§ **TASK DIRECTIONS**:
Print each line exactly as it is given.

§ **DATA LINES**:

>>>

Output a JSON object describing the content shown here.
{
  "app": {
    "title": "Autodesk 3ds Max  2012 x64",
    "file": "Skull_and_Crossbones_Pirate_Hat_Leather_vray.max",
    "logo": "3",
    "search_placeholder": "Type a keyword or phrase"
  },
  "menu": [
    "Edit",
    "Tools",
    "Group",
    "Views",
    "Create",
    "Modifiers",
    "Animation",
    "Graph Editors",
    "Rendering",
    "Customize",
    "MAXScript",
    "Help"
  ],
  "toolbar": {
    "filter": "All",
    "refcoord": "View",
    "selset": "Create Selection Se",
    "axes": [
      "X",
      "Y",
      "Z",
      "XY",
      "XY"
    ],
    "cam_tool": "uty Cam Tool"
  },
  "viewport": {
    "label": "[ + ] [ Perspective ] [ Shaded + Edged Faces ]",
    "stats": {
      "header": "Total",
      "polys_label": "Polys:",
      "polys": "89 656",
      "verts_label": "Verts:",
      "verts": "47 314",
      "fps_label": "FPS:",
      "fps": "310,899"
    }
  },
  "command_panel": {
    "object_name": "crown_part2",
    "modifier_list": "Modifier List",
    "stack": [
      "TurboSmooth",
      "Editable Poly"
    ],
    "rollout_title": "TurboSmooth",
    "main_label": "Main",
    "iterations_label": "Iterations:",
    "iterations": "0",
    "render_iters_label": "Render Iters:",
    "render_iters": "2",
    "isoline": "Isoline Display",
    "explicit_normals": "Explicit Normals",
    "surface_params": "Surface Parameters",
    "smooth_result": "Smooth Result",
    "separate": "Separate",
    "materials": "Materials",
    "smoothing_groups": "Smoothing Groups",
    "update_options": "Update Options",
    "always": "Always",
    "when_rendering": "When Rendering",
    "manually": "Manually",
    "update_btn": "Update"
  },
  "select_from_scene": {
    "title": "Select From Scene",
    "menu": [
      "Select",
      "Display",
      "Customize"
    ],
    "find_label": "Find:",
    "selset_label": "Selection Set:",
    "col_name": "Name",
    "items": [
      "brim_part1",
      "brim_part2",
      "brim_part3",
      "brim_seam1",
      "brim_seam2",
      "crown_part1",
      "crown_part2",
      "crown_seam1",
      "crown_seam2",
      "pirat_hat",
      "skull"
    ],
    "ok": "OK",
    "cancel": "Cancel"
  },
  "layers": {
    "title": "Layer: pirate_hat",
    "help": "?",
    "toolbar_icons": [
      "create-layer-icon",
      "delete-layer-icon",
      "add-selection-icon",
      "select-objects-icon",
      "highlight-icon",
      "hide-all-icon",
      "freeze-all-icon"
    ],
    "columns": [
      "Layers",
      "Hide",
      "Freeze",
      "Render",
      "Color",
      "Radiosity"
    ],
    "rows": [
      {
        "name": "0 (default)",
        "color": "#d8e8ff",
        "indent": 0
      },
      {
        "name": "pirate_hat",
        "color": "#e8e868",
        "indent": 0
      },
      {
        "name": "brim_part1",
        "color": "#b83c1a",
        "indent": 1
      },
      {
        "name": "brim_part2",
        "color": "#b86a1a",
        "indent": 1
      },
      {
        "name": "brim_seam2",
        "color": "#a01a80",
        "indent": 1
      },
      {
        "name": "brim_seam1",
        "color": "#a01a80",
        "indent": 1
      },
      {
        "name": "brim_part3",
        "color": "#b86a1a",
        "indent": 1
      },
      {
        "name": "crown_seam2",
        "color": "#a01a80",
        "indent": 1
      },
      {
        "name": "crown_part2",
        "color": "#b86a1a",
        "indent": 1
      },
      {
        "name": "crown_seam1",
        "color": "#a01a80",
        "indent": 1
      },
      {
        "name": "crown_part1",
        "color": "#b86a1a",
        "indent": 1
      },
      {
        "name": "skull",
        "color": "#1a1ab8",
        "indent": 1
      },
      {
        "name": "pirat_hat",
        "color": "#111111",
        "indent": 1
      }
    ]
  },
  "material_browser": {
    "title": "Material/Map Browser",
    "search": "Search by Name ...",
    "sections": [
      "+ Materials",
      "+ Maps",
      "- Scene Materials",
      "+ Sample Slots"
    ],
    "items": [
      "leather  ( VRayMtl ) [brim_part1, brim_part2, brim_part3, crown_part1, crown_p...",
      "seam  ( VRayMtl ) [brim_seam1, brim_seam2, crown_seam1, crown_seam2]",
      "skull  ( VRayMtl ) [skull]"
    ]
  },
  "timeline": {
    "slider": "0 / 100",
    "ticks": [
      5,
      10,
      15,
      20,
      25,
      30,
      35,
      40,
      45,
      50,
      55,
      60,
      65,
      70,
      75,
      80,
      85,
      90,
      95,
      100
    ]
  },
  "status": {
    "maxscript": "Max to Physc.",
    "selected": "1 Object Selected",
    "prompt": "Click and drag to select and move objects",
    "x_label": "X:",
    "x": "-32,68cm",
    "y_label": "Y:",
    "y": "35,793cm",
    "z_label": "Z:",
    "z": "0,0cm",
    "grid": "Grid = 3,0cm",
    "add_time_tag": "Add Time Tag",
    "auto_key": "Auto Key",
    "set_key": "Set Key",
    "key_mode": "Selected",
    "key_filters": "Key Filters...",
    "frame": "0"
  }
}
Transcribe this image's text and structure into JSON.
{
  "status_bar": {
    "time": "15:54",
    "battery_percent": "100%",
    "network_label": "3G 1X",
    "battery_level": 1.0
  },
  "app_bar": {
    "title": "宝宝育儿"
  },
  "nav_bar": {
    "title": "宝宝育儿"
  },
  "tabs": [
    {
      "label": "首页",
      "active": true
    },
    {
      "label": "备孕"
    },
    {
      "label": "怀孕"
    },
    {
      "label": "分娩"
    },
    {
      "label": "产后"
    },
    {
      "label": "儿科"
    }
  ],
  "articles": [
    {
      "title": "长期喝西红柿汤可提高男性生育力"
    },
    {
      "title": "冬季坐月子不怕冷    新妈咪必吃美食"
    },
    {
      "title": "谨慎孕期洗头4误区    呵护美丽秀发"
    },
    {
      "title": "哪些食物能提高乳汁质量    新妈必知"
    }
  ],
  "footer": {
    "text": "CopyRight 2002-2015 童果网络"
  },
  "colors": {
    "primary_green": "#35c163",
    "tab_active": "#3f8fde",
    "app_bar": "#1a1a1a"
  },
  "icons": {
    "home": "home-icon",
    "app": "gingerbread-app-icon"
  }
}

<<<

§ **OUTPUT FOR THIS TASK**:
Output a JSON object describing the content shown here.
{
  "app": {
    "title": "Autodesk 3ds Max  2012 x64",
    "file": "Skull_and_Crossbones_Pirate_Hat_Leather_vray.max",
    "logo": "3",
    "search_placeholder": "Type a keyword or phrase"
  },
  "menu": [
    "Edit",
    "Tools",
    "Group",
    "Views",
    "Create",
    "Modifiers",
    "Animation",
    "Graph Editors",
    "Rendering",
    "Customize",
    "MAXScript",
    "Help"
  ],
  "toolbar": {
    "filter": "All",
    "refcoord": "View",
    "selset": "Create Selection Se",
    "axes": [
      "X",
      "Y",
      "Z",
      "XY",
      "XY"
    ],
    "cam_tool": "uty Cam Tool"
  },
  "viewport": {
    "label": "[ + ] [ Perspective ] [ Shaded + Edged Faces ]",
    "stats": {
      "header": "Total",
      "polys_label": "Polys:",
      "polys": "89 656",
      "verts_label": "Verts:",
      "verts": "47 314",
      "fps_label": "FPS:",
      "fps": "310,899"
    }
  },
  "command_panel": {
    "object_name": "crown_part2",
    "modifier_list": "Modifier List",
    "stack": [
      "TurboSmooth",
      "Editable Poly"
    ],
    "rollout_title": "TurboSmooth",
    "main_label": "Main",
    "iterations_label": "Iterations:",
    "iterations": "0",
    "render_iters_label": "Render Iters:",
    "render_iters": "2",
    "isoline": "Isoline Display",
    "explicit_normals": "Explicit Normals",
    "surface_params": "Surface Parameters",
    "smooth_result": "Smooth Result",
    "separate": "Separate",
    "materials": "Materials",
    "smoothing_groups": "Smoothing Groups",
    "update_options": "Update Options",
    "always": "Always",
    "when_rendering": "When Rendering",
    "manually": "Manually",
    "update_btn": "Update"
  },
  "select_from_scene": {
    "title": "Select From Scene",
    "menu": [
      "Select",
      "Display",
      "Customize"
    ],
    "find_label": "Find:",
    "selset_label": "Selection Set:",
    "col_name": "Name",
    "items": [
      "brim_part1",
      "brim_part2",
      "brim_part3",
      "brim_seam1",
      "brim_seam2",
      "crown_part1",
      "crown_part2",
      "crown_seam1",
      "crown_seam2",
      "pirat_hat",
      "skull"
    ],
    "ok": "OK",
    "cancel": "Cancel"
  },
  "layers": {
    "title": "Layer: pirate_hat",
    "help": "?",
    "toolbar_icons": [
      "create-layer-icon",
      "delete-layer-icon",
      "add-selection-icon",
      "select-objects-icon",
      "highlight-icon",
      "hide-all-icon",
      "freeze-all-icon"
    ],
    "columns": [
      "Layers",
      "Hide",
      "Freeze",
      "Render",
      "Color",
      "Radiosity"
    ],
    "rows": [
      {
        "name": "0 (default)",
        "color": "#d8e8ff",
        "indent": 0
      },
      {
        "name": "pirate_hat",
        "color": "#e8e868",
        "indent": 0
      },
      {
        "name": "brim_part1",
        "color": "#b83c1a",
        "indent": 1
      },
      {
        "name": "brim_part2",
        "color": "#b86a1a",
        "indent": 1
      },
      {
        "name": "brim_seam2",
        "color": "#a01a80",
        "indent": 1
      },
      {
        "name": "brim_seam1",
        "color": "#a01a80",
        "indent": 1
      },
      {
        "name": "brim_part3",
        "color": "#b86a1a",
        "indent": 1
      },
      {
        "name": "crown_seam2",
        "color": "#a01a80",
        "indent": 1
      },
      {
        "name": "crown_part2",
        "color": "#b86a1a",
        "indent": 1
      },
      {
        "name": "crown_seam1",
        "color": "#a01a80",
        "indent": 1
      },
      {
        "name": "crown_part1",
        "color": "#b86a1a",
        "indent": 1
      },
      {
        "name": "skull",
        "color": "#1a1ab8",
        "indent": 1
      },
      {
        "name": "pirat_hat",
        "color": "#111111",
        "indent": 1
      }
    ]
  },
  "material_browser": {
    "title": "Material/Map Browser",
    "search": "Search by Name ...",
    "sections": [
      "+ Materials",
      "+ Maps",
      "- Scene Materials",
      "+ Sample Slots"
    ],
    "items": [
      "leather  ( VRayMtl ) [brim_part1, brim_part2, brim_part3, crown_part1, crown_p...",
      "seam  ( VRayMtl ) [brim_seam1, brim_seam2, crown_seam1, crown_seam2]",
      "skull  ( VRayMtl ) [skull]"
    ]
  },
  "timeline": {
    "slider": "0 / 100",
    "ticks": [
      5,
      10,
      15,
      20,
      25,
      30,
      35,
      40,
      45,
      50,
      55,
      60,
      65,
      70,
      75,
      80,
      85,
      90,
      95,
      100
    ]
  },
  "status": {
    "maxscript": "Max to Physc.",
    "selected": "1 Object Selected",
    "prompt": "Click and drag to select and move objects",
    "x_label": "X:",
    "x": "-32,68cm",
    "y_label": "Y:",
    "y": "35,793cm",
    "z_label": "Z:",
    "z": "0,0cm",
    "grid": "Grid = 3,0cm",
    "add_time_tag": "Add Time Tag",
    "auto_key": "Auto Key",
    "set_key": "Set Key",
    "key_mode": "Selected",
    "key_filters": "Key Filters...",
    "frame": "0"
  }
}
Transcribe this image's text and structure into JSON.
{
  "status_bar": {
    "time": "15:54",
    "battery_percent": "100%",
    "network_label": "3G 1X",
    "battery_level": 1.0
  },
  "app_bar": {
    "title": "宝宝育儿"
  },
  "nav_bar": {
    "title": "宝宝育儿"
  },
  "tabs": [
    {
      "label": "首页",
      "active": true
    },
    {
      "label": "备孕"
    },
    {
      "label": "怀孕"
    },
    {
      "label": "分娩"
    },
    {
      "label": "产后"
    },
    {
      "label": "儿科"
    }
  ],
  "articles": [
    {
      "title": "长期喝西红柿汤可提高男性生育力"
    },
    {
      "title": "冬季坐月子不怕冷    新妈咪必吃美食"
    },
    {
      "title": "谨慎孕期洗头4误区    呵护美丽秀发"
    },
    {
      "title": "哪些食物能提高乳汁质量    新妈必知"
    }
  ],
  "footer": {
    "text": "CopyRight 2002-2015 童果网络"
  },
  "colors": {
    "primary_green": "#35c163",
    "tab_active": "#3f8fde",
    "app_bar": "#1a1a1a"
  },
  "icons": {
    "home": "home-icon",
    "app": "gingerbread-app-icon"
  }
}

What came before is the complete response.